=== DATA FOR THIS EXERCISE ===

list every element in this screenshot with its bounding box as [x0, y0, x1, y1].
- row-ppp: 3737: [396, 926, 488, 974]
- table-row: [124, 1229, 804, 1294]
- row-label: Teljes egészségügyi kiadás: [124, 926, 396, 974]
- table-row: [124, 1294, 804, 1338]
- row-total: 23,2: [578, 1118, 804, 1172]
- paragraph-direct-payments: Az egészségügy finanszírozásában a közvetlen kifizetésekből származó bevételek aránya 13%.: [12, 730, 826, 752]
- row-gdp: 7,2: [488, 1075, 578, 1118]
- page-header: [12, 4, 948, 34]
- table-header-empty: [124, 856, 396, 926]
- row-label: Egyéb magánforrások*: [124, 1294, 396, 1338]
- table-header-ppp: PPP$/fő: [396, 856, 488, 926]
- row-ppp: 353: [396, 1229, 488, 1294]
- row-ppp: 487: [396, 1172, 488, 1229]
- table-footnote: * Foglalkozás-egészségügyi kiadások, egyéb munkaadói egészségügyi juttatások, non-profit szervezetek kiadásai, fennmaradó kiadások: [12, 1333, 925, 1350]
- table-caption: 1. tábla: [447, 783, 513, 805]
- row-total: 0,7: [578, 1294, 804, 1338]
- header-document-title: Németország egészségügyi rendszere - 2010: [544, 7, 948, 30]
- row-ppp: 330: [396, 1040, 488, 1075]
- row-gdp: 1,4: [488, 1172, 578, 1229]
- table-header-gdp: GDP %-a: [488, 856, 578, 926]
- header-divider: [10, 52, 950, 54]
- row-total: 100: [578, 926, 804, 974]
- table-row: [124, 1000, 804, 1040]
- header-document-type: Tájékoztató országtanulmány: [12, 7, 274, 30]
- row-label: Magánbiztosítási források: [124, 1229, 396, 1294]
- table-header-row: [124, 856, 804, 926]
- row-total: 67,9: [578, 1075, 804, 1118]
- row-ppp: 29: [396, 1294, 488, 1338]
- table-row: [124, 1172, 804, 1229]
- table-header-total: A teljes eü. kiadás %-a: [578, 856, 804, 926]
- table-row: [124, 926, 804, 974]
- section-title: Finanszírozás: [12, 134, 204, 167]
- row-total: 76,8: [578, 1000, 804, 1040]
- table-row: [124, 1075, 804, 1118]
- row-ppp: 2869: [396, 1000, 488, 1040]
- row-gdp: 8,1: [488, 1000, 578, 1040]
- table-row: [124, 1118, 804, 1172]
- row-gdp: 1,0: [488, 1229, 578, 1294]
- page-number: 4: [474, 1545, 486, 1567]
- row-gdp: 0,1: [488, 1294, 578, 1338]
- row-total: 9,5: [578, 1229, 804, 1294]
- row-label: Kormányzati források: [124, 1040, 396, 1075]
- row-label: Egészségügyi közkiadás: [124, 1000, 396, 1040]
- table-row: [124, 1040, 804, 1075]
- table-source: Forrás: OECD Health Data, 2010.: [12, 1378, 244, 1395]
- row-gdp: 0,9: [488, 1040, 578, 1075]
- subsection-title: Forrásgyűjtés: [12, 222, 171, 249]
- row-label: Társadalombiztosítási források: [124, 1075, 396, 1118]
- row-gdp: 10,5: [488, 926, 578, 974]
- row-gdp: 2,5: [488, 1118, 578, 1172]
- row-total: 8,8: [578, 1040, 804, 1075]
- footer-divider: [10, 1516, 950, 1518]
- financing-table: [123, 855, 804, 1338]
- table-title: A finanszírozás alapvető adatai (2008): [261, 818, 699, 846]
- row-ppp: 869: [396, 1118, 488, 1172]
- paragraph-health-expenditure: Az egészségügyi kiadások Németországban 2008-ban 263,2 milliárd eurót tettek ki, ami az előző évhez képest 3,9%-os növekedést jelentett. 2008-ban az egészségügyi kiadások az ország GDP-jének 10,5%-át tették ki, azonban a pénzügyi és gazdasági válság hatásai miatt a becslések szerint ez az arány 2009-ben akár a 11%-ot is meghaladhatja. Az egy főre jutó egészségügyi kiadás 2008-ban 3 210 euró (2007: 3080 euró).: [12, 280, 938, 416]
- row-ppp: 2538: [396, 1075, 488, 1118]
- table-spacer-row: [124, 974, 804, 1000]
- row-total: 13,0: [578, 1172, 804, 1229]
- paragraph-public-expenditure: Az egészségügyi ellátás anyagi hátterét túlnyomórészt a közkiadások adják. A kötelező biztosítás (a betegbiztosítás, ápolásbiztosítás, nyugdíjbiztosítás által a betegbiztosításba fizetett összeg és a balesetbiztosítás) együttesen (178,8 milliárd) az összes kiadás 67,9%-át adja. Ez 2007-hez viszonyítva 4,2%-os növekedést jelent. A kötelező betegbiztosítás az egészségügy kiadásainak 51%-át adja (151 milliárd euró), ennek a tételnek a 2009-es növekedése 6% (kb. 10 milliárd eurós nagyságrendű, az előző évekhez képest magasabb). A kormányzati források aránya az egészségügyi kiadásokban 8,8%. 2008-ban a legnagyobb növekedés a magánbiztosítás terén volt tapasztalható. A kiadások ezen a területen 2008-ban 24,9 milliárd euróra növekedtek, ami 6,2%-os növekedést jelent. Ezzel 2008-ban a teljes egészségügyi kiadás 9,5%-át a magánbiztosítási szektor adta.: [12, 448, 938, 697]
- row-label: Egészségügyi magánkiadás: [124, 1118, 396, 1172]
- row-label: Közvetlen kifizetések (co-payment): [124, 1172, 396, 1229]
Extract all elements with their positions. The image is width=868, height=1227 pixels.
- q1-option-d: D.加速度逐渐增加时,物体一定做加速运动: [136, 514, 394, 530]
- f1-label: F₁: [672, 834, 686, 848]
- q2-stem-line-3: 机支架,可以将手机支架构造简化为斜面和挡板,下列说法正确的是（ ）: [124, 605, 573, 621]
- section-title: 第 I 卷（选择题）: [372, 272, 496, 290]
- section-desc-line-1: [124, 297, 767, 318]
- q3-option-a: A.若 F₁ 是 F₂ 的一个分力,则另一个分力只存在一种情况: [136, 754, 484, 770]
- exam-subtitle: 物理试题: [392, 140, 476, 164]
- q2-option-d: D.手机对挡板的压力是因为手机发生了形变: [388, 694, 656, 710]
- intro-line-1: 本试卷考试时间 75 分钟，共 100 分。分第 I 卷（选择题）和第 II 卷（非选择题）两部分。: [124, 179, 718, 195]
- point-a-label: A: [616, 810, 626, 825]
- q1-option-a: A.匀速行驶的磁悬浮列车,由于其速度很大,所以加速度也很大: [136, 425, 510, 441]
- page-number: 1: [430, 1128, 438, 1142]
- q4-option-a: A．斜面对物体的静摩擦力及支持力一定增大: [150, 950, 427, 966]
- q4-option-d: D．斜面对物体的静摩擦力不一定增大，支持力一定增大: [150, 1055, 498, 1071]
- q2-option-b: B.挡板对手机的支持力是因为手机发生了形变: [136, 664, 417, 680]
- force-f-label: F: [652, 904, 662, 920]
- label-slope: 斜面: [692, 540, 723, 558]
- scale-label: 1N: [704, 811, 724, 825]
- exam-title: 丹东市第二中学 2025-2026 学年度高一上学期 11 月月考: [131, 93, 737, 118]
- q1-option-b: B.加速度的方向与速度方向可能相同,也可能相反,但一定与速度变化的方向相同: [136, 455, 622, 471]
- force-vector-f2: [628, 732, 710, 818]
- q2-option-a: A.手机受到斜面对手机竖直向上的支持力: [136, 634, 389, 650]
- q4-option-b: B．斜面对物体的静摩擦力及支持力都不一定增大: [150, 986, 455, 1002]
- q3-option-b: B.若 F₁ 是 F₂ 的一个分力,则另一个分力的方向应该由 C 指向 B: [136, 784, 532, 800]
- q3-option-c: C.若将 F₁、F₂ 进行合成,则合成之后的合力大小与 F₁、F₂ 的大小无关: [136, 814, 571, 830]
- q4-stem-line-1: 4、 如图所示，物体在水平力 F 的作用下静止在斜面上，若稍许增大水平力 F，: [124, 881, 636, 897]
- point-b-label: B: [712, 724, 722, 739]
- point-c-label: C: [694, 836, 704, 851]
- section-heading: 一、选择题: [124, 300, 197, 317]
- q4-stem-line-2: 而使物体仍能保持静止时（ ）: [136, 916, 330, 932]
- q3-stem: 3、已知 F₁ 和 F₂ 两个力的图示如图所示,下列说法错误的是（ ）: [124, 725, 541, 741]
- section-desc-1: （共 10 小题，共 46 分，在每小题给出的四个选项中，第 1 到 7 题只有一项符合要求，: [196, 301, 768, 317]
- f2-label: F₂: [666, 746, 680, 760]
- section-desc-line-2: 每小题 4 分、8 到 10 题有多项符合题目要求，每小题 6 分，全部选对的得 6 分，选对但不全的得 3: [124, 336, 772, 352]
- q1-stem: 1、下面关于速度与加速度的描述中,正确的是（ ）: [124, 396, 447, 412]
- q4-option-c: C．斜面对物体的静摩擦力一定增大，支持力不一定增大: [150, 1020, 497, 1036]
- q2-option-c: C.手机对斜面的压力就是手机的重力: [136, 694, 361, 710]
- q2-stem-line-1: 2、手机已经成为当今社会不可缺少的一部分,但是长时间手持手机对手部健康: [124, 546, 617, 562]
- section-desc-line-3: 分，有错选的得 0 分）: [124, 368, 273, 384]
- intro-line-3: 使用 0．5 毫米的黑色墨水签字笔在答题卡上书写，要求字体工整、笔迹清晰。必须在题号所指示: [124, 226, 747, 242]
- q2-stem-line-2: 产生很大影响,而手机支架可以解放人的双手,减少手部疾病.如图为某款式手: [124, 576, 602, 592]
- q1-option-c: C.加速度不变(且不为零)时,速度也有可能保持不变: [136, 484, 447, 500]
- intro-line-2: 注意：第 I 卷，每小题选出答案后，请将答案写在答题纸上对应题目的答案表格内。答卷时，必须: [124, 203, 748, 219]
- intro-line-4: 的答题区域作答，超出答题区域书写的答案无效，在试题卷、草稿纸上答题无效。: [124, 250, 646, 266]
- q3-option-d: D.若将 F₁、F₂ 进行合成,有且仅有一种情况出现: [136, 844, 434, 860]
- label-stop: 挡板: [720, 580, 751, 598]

===

**SHORT PROBLEM**
Rewrite everything from the first of the lines above down to the one containing "- row-ppp: 487: [396, 1172, 488, 1229]" as a numbered list, both ends included and any blank lines dropped.

**EXERCISE SOLUTION**
1. list every element in this screenshot with its bounding box as [x0, y0, x1, y1].
2. - row-ppp: 3737: [396, 926, 488, 974]
3. - table-row: [124, 1229, 804, 1294]
4. - row-label: Teljes egészségügyi kiadás: [124, 926, 396, 974]
5. - table-row: [124, 1294, 804, 1338]
6. - row-total: 23,2: [578, 1118, 804, 1172]
7. - paragraph-direct-payments: Az egészségügy finanszírozásában a közvetlen kifizetésekből származó bevételek aránya 13%.: [12, 730, 826, 752]
8. - row-gdp: 7,2: [488, 1075, 578, 1118]
9. - page-header: [12, 4, 948, 34]
10. - table-header-empty: [124, 856, 396, 926]
11. - row-label: Egyéb magánforrások*: [124, 1294, 396, 1338]
12. - table-header-ppp: PPP$/fő: [396, 856, 488, 926]
13. - row-ppp: 353: [396, 1229, 488, 1294]
14. - row-ppp: 487: [396, 1172, 488, 1229]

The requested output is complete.